#### REQUIRED WORK
Extract the lines of the items below, starting with the first line and ending with the line that contains "series-label: Certified Copies", and reproduce each one without any change.

=====

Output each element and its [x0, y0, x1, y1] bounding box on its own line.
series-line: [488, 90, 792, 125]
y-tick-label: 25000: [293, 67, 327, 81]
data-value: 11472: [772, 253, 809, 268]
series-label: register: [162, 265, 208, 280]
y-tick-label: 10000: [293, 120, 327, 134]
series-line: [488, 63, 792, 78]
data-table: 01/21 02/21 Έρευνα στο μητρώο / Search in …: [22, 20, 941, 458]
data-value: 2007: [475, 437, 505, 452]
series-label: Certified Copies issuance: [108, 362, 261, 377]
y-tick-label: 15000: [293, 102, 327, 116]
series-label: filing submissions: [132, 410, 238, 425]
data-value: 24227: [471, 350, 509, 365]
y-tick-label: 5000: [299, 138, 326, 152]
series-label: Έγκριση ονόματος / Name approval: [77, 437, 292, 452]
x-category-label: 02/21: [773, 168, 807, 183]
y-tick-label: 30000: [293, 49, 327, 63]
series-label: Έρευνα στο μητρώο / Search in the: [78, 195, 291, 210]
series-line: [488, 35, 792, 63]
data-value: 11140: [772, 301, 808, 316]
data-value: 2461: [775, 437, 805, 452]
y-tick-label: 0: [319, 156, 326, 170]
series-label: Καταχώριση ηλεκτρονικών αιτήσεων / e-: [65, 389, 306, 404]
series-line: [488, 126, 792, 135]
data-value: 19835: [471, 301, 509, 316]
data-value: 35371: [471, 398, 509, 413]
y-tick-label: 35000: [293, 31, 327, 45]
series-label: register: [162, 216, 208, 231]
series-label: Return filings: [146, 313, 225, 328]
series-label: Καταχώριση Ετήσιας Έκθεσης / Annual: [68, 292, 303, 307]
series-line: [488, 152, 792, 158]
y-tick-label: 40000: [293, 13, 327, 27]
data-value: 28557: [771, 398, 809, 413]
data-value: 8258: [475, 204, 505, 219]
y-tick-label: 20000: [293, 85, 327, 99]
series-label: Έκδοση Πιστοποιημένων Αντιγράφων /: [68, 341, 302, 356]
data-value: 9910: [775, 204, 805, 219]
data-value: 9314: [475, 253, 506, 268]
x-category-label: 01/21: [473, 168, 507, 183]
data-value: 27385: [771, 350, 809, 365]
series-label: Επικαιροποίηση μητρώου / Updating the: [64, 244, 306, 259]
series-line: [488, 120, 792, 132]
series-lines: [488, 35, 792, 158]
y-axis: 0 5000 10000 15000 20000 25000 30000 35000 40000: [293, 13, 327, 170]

=====

#### TASK OUTPUT
Output each element and its [x0, y0, x1, y1] bounding box on its own line.
series-line: [488, 90, 792, 125]
y-tick-label: 25000: [293, 67, 327, 81]
data-value: 11472: [772, 253, 809, 268]
series-label: register: [162, 265, 208, 280]
y-tick-label: 10000: [293, 120, 327, 134]
series-line: [488, 63, 792, 78]
data-table: 01/21 02/21 Έρευνα στο μητρώο / Search in …: [22, 20, 941, 458]
data-value: 2007: [475, 437, 505, 452]
series-label: Certified Copies issuance: [108, 362, 261, 377]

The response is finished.